- [Exercise input]:
☆ ☆ ☆ ☆ ☆ ☆ ☆

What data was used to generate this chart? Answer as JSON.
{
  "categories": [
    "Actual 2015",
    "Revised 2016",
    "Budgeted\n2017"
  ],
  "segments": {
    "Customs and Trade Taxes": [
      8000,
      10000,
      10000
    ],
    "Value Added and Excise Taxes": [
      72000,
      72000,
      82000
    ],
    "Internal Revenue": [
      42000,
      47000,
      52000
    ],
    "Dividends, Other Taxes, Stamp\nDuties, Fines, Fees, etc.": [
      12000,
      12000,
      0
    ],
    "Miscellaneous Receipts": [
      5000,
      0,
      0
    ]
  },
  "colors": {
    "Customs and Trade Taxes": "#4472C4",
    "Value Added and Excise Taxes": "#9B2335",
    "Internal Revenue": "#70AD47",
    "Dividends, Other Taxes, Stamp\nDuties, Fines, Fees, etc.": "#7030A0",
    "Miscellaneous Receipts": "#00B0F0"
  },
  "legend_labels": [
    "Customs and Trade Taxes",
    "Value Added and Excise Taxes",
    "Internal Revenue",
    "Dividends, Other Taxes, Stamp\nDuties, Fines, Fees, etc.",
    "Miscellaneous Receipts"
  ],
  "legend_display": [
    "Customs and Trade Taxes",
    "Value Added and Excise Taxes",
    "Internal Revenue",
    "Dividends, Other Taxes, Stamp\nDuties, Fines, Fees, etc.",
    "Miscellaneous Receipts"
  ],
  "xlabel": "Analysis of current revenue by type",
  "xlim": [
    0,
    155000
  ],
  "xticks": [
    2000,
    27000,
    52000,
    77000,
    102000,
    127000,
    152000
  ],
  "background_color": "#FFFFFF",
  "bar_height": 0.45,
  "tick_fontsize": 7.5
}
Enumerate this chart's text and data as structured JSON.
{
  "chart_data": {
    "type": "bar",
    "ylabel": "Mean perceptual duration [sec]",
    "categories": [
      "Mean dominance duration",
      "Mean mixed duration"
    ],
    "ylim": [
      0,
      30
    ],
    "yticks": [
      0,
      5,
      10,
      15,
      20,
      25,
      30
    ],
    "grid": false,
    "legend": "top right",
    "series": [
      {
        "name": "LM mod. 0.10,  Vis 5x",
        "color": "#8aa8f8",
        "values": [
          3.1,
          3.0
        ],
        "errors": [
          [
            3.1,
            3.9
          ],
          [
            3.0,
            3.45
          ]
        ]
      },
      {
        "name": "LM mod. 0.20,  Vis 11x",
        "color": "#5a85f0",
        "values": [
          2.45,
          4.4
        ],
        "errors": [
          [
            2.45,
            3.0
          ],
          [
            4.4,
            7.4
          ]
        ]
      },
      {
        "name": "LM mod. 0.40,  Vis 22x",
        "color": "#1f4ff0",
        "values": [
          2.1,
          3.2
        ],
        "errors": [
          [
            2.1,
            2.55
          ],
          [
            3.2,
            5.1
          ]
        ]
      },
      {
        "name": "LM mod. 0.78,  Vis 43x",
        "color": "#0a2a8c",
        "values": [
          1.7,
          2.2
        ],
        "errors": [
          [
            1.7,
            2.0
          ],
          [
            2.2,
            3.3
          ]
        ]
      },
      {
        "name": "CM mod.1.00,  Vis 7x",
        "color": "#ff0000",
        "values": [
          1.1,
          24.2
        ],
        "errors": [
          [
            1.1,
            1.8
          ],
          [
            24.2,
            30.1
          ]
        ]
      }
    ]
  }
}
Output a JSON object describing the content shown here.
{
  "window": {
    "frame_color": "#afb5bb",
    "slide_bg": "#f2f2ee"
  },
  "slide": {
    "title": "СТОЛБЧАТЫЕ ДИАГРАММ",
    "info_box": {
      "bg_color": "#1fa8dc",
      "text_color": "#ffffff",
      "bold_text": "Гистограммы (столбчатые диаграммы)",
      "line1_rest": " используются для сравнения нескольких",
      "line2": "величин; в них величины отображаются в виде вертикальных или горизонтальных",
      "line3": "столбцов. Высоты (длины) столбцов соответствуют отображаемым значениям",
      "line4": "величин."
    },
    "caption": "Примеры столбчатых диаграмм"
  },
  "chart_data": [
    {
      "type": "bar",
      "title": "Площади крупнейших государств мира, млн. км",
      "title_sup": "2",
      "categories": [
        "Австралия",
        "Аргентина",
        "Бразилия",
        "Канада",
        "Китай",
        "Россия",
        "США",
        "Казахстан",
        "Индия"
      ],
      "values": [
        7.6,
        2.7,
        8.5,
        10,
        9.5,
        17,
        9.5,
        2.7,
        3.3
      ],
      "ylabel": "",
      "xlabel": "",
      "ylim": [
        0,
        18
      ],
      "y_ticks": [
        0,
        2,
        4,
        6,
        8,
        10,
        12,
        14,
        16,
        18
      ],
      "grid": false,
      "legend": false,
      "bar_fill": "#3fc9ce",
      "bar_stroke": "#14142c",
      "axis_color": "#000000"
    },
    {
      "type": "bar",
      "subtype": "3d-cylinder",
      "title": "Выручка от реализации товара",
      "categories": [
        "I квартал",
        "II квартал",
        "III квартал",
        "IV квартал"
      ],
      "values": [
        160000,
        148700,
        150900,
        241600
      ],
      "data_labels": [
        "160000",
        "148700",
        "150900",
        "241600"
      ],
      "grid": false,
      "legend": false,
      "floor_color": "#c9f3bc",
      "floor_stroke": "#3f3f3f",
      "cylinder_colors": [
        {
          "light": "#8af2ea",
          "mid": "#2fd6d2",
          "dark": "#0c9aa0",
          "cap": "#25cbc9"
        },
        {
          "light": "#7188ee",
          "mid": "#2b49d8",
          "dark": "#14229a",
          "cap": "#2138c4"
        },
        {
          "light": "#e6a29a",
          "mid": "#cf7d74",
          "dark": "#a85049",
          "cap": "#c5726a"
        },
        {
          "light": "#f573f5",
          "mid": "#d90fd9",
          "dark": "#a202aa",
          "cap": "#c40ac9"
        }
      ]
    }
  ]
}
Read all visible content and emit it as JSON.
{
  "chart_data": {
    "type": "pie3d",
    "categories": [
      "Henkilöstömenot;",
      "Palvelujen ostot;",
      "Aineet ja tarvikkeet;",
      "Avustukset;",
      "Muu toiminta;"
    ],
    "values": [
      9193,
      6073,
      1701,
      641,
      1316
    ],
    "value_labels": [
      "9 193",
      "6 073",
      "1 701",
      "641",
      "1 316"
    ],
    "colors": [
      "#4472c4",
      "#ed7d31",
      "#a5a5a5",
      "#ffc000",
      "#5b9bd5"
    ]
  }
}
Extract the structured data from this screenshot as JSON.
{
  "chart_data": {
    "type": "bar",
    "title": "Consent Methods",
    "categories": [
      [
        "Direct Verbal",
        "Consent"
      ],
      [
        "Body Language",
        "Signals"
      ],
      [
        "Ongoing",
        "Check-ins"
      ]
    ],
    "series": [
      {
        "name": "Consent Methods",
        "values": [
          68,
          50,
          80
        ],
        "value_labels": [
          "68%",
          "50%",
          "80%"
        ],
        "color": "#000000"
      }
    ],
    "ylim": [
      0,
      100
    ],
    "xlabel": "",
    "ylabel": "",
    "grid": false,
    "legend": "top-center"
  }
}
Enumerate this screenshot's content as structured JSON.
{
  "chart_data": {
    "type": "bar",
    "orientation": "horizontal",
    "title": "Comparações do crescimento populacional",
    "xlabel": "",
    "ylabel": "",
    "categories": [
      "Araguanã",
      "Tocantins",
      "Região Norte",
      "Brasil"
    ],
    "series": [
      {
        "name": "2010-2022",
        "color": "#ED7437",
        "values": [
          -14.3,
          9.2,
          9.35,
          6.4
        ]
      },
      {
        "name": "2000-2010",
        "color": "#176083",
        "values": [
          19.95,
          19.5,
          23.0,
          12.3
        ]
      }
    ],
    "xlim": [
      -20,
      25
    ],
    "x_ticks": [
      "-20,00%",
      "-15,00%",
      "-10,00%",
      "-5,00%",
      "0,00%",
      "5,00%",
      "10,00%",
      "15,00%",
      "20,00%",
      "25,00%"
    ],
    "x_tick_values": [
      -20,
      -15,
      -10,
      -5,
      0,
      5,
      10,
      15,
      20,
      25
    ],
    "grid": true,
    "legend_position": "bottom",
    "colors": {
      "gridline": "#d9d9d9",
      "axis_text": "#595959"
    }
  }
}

☆ ☆ ☆ ☆ ☆ ☆ ☆

- [The task]: In the entries above, find each line with the word "Customs" and copy it.

- [Solution to the problem]:
    "Customs and Trade Taxes": [
    "Customs and Trade Taxes": "#4472C4",
    "Customs and Trade Taxes",
    "Customs and Trade Taxes",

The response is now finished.